> [To do]
Exactly repeat the material, dropping only the pictures.

** START Raw records **

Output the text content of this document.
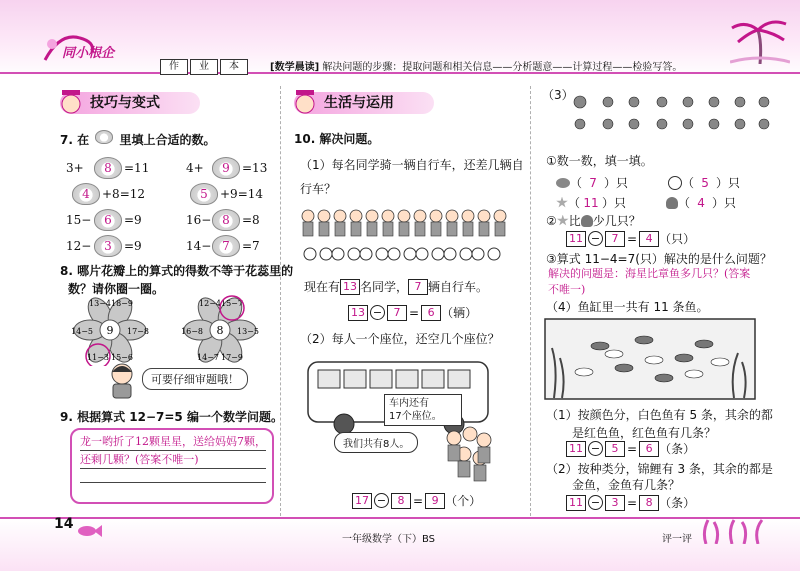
同小根企
作	业	本	[数学晨读] 解决问题的步骤：提取问题和相关信息——分析题意——计算过程——检验写答。
技巧与变式
7. 在  里填上合适的数。
3+	8	=11	4+	9	=13
4	+8=12	5	+9=14
15−	6	=9	16− 8	=8
12−	3	=9	14− 7	=7
8. 哪片花瓣上的算式的得数不等于花蕊里的
数？请你圈一圈。
9
13−4 18−9
17−8
15−6
11−3
14−5	8
12−4 15−7
13−5
17−9
14−7
16−8
可要仔细审题哦！
9. 根据算式 12−7=5 编一个数学问题。
龙一哟折了12颗星星，送给妈妈7颗，
还剩几颗？(答案不唯一)
生活与运用
10. 解决问题。
（1）每名同学骑一辆自行车，还差几辆自
行车？
现在有 13 名同学， 7 辆自行车。
13 −	7 = 6 （辆）
（2）每人一个座位，还空几个座位？
车内还有
17个座位。
我们共有8人。
17 −	8 = 9 （个）
（3）
①数一数，填一填。
（ 7 ）只	（ 5 ）只
（ 11 ）只	（ 4 ）只
② 比 少几只？
11 −	7 = 4 （只）
③算式 11−4=7(只）解决的是什么问题？
解决的问题是：海星比章鱼多几只？(答案
不唯一)
（4）鱼缸里一共有 11 条鱼。
（1）按颜色分，白色鱼有 5 条，其余的都
是红色鱼，红色鱼有几条？
11 −	5 = 6 （条）
（2）按种类分，锦鲤有 3 条，其余的都是
金鱼，金鱼有几条？
11 −	3 = 8 （条）
14
一年级数学（下）BS	评一评
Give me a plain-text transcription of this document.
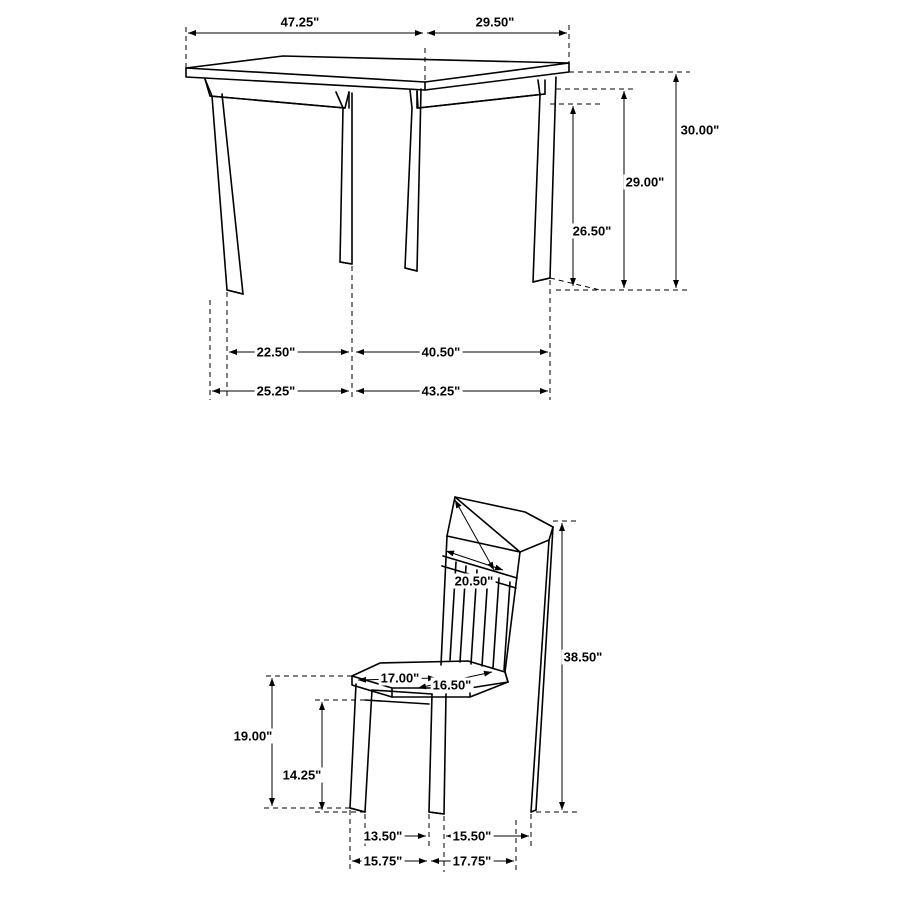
47.25"	29.50"
30.00"
29.00"
26.50"
22.50"	40.50"
25.25"	43.25"
20.50"
38.50"
17.00" 16.50"
19.00"
14.25"
13.50"	15.50"
15.75"	17.75"
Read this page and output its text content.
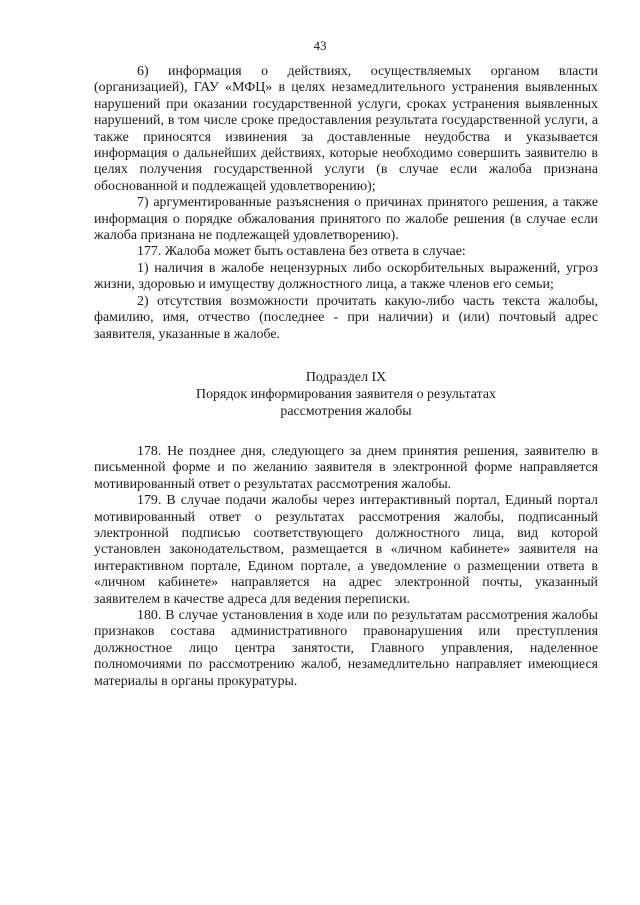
43

6) информация о действиях, осуществляемых органом власти (организацией), ГАУ «МФЦ» в целях незамедлительного устранения выявленных нарушений при оказании государственной услуги, сроках устранения выявленных нарушений, в том числе сроке предоставления результата государственной услуги, а также приносятся извинения за доставленные неудобства и указывается информация о дальнейших действиях, которые необходимо совершить заявителю в целях получения государственной услуги (в случае если жалоба признана обоснованной и подлежащей удовлетворению);

7) аргументированные разъяснения о причинах принятого решения, а также информация о порядке обжалования принятого по жалобе решения (в случае если жалоба признана не подлежащей удовлетворению).

177. Жалоба может быть оставлена без ответа в случае:

1) наличия в жалобе нецензурных либо оскорбительных выражений, угроз жизни, здоровью и имуществу должностного лица, а также членов его семьи;

2) отсутствия возможности прочитать какую-либо часть текста жалобы, фамилию, имя, отчество (последнее - при наличии) и (или) почтовый адрес заявителя, указанные в жалобе.

Подраздел IX
Порядок информирования заявителя о результатах
рассмотрения жалобы

178. Не позднее дня, следующего за днем принятия решения, заявителю в письменной форме и по желанию заявителя в электронной форме направляется мотивированный ответ о результатах рассмотрения жалобы.

179. В случае подачи жалобы через интерактивный портал, Единый портал мотивированный ответ о результатах рассмотрения жалобы, подписанный электронной подписью соответствующего должностного лица, вид которой установлен законодательством, размещается в «личном кабинете» заявителя на интерактивном портале, Едином портале, а уведомление о размещении ответа в «личном кабинете» направляется на адрес электронной почты, указанный заявителем в качестве адреса для ведения переписки.

180. В случае установления в ходе или по результатам рассмотрения жалобы признаков состава административного правонарушения или преступления должностное лицо центра занятости, Главного управления, наделенное полномочиями по рассмотрению жалоб, незамедлительно направляет имеющиеся материалы в органы прокуратуры.
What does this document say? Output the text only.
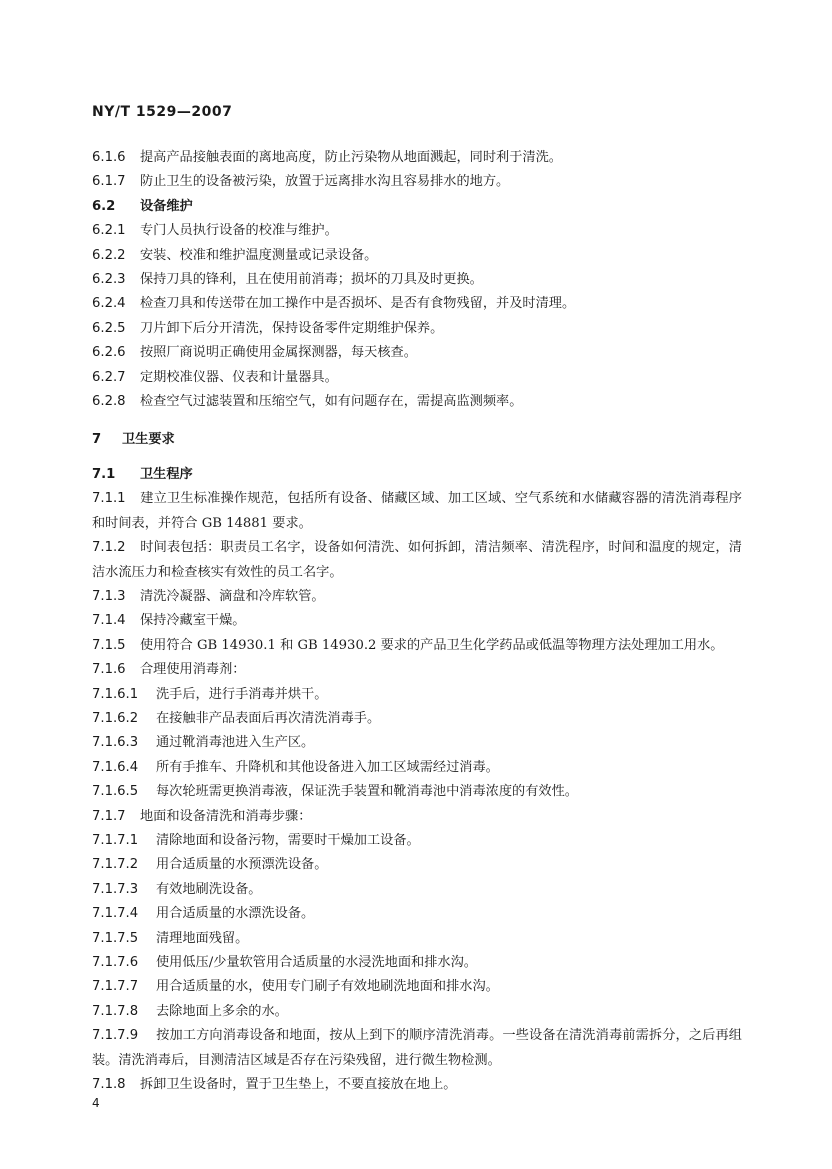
NY/T 1529—2007
6.1.6 提高产品接触表面的离地高度，防止污染物从地面溅起，同时利于清洗。
6.1.7 防止卫生的设备被污染，放置于远离排水沟且容易排水的地方。
6.2 设备维护
6.2.1 专门人员执行设备的校准与维护。
6.2.2 安装、校准和维护温度测量或记录设备。
6.2.3 保持刀具的锋利，且在使用前消毒；损坏的刀具及时更换。
6.2.4 检查刀具和传送带在加工操作中是否损坏、是否有食物残留，并及时清理。
6.2.5 刀片卸下后分开清洗，保持设备零件定期维护保养。
6.2.6 按照厂商说明正确使用金属探测器，每天核查。
6.2.7 定期校准仪器、仪表和计量器具。
6.2.8 检查空气过滤装置和压缩空气，如有问题存在，需提高监测频率。
7 卫生要求
7.1 卫生程序
7.1.1 建立卫生标准操作规范，包括所有设备、储藏区域、加工区域、空气系统和水储藏容器的清洗消毒程序和时间表，并符合 GB 14881 要求。
7.1.2 时间表包括：职责员工名字，设备如何清洗、如何拆卸，清洁频率、清洗程序，时间和温度的规定，清洁水流压力和检查核实有效性的员工名字。
7.1.3 清洗冷凝器、滴盘和冷库软管。
7.1.4 保持冷藏室干燥。
7.1.5 使用符合 GB 14930.1 和 GB 14930.2 要求的产品卫生化学药品或低温等物理方法处理加工用水。
7.1.6 合理使用消毒剂：
7.1.6.1 洗手后，进行手消毒并烘干。
7.1.6.2 在接触非产品表面后再次清洗消毒手。
7.1.6.3 通过靴消毒池进入生产区。
7.1.6.4 所有手推车、升降机和其他设备进入加工区域需经过消毒。
7.1.6.5 每次轮班需更换消毒液，保证洗手装置和靴消毒池中消毒浓度的有效性。
7.1.7 地面和设备清洗和消毒步骤：
7.1.7.1 清除地面和设备污物，需要时干燥加工设备。
7.1.7.2 用合适质量的水预漂洗设备。
7.1.7.3 有效地刷洗设备。
7.1.7.4 用合适质量的水漂洗设备。
7.1.7.5 清理地面残留。
7.1.7.6 使用低压/少量软管用合适质量的水浸洗地面和排水沟。
7.1.7.7 用合适质量的水，使用专门刷子有效地刷洗地面和排水沟。
7.1.7.8 去除地面上多余的水。
7.1.7.9 按加工方向消毒设备和地面，按从上到下的顺序清洗消毒。一些设备在清洗消毒前需拆分，之后再组装。清洗消毒后，目测清洁区域是否存在污染残留，进行微生物检测。
7.1.8 拆卸卫生设备时，置于卫生垫上，不要直接放在地上。
4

** END Raw records **

> [Solution to this exercise]
Output the text content of this document.
同小根企
作	业	本	[数学晨读] 解决问题的步骤：提取问题和相关信息——分析题意——计算过程——检验写答。
技巧与变式
7. 在  里填上合适的数。
3+	8	=11	4+	9	=13
4	+8=12	5	+9=14
15−	6	=9	16− 8	=8
12−	3	=9	14− 7	=7
8. 哪片花瓣上的算式的得数不等于花蕊里的
数？请你圈一圈。
9
13−4 18−9
17−8
15−6
11−3
14−5	8
12−4 15−7
13−5
17−9
14−7
16−8
可要仔细审题哦！
9. 根据算式 12−7=5 编一个数学问题。
龙一哟折了12颗星星，送给妈妈7颗，
还剩几颗？(答案不唯一)
生活与运用
10. 解决问题。
（1）每名同学骑一辆自行车，还差几辆自
行车？
现在有 13 名同学， 7 辆自行车。
13 −	7 = 6 （辆）
（2）每人一个座位，还空几个座位？
车内还有
17个座位。
我们共有8人。
17 −	8 = 9 （个）
（3）
①数一数，填一填。
（ 7 ）只	（ 5 ）只
（ 11 ）只	（ 4 ）只
② 比 少几只？
11 −	7 = 4 （只）
③算式 11−4=7(只）解决的是什么问题？
解决的问题是：海星比章鱼多几只？(答案
不唯一)
（4）鱼缸里一共有 11 条鱼。
（1）按颜色分，白色鱼有 5 条，其余的都
是红色鱼，红色鱼有几条？
11 −	5 = 6 （条）
（2）按种类分，锦鲤有 3 条，其余的都是
金鱼，金鱼有几条？
11 −	3 = 8 （条）
14
一年级数学（下）BS	评一评
Give me a plain-text transcription of this document.
47.25"	29.50"
30.00"
29.00"
26.50"
22.50"	40.50"
25.25"	43.25"
20.50"
38.50"
17.00" 16.50"
19.00"
14.25"
13.50"	15.50"
15.75"	17.75"
Read this page and output its text content.
43

6) информация о действиях, осуществляемых органом власти (организацией), ГАУ «МФЦ» в целях незамедлительного устранения выявленных нарушений при оказании государственной услуги, сроках устранения выявленных нарушений, в том числе сроке предоставления результата государственной услуги, а также приносятся извинения за доставленные неудобства и указывается информация о дальнейших действиях, которые необходимо совершить заявителю в целях получения государственной услуги (в случае если жалоба признана обоснованной и подлежащей удовлетворению);

7) аргументированные разъяснения о причинах принятого решения, а также информация о порядке обжалования принятого по жалобе решения (в случае если жалоба признана не подлежащей удовлетворению).

177. Жалоба может быть оставлена без ответа в случае:

1) наличия в жалобе нецензурных либо оскорбительных выражений, угроз жизни, здоровью и имуществу должностного лица, а также членов его семьи;

2) отсутствия возможности прочитать какую-либо часть текста жалобы, фамилию, имя, отчество (последнее - при наличии) и (или) почтовый адрес заявителя, указанные в жалобе.

Подраздел IX
Порядок информирования заявителя о результатах
рассмотрения жалобы

178. Не позднее дня, следующего за днем принятия решения, заявителю в письменной форме и по желанию заявителя в электронной форме направляется мотивированный ответ о результатах рассмотрения жалобы.

179. В случае подачи жалобы через интерактивный портал, Единый портал мотивированный ответ о результатах рассмотрения жалобы, подписанный электронной подписью соответствующего должностного лица, вид которой установлен законодательством, размещается в «личном кабинете» заявителя на интерактивном портале, Едином портале, а уведомление о размещении ответа в «личном кабинете» направляется на адрес электронной почты, указанный заявителем в качестве адреса для ведения переписки.

180. В случае установления в ходе или по результатам рассмотрения жалобы признаков состава административного правонарушения или преступления должностное лицо центра занятости, Главного управления, наделенное полномочиями по рассмотрению жалоб, незамедлительно направляет имеющиеся материалы в органы прокуратуры.
What does this document say? Output the text only.
NY/T 1529—2007
6.1.6 提高产品接触表面的离地高度，防止污染物从地面溅起，同时利于清洗。
6.1.7 防止卫生的设备被污染，放置于远离排水沟且容易排水的地方。
6.2 设备维护
6.2.1 专门人员执行设备的校准与维护。
6.2.2 安装、校准和维护温度测量或记录设备。
6.2.3 保持刀具的锋利，且在使用前消毒；损坏的刀具及时更换。
6.2.4 检查刀具和传送带在加工操作中是否损坏、是否有食物残留，并及时清理。
6.2.5 刀片卸下后分开清洗，保持设备零件定期维护保养。
6.2.6 按照厂商说明正确使用金属探测器，每天核查。
6.2.7 定期校准仪器、仪表和计量器具。
6.2.8 检查空气过滤装置和压缩空气，如有问题存在，需提高监测频率。
7 卫生要求
7.1 卫生程序
7.1.1 建立卫生标准操作规范，包括所有设备、储藏区域、加工区域、空气系统和水储藏容器的清洗消毒程序和时间表，并符合 GB 14881 要求。
7.1.2 时间表包括：职责员工名字，设备如何清洗、如何拆卸，清洁频率、清洗程序，时间和温度的规定，清洁水流压力和检查核实有效性的员工名字。
7.1.3 清洗冷凝器、滴盘和冷库软管。
7.1.4 保持冷藏室干燥。
7.1.5 使用符合 GB 14930.1 和 GB 14930.2 要求的产品卫生化学药品或低温等物理方法处理加工用水。
7.1.6 合理使用消毒剂：
7.1.6.1 洗手后，进行手消毒并烘干。
7.1.6.2 在接触非产品表面后再次清洗消毒手。
7.1.6.3 通过靴消毒池进入生产区。
7.1.6.4 所有手推车、升降机和其他设备进入加工区域需经过消毒。
7.1.6.5 每次轮班需更换消毒液，保证洗手装置和靴消毒池中消毒浓度的有效性。
7.1.7 地面和设备清洗和消毒步骤：
7.1.7.1 清除地面和设备污物，需要时干燥加工设备。
7.1.7.2 用合适质量的水预漂洗设备。
7.1.7.3 有效地刷洗设备。
7.1.7.4 用合适质量的水漂洗设备。
7.1.7.5 清理地面残留。
7.1.7.6 使用低压/少量软管用合适质量的水浸洗地面和排水沟。
7.1.7.7 用合适质量的水，使用专门刷子有效地刷洗地面和排水沟。
7.1.7.8 去除地面上多余的水。
7.1.7.9 按加工方向消毒设备和地面，按从上到下的顺序清洗消毒。一些设备在清洗消毒前需拆分，之后再组装。清洗消毒后，目测清洁区域是否存在污染残留，进行微生物检测。
7.1.8 拆卸卫生设备时，置于卫生垫上，不要直接放在地上。
4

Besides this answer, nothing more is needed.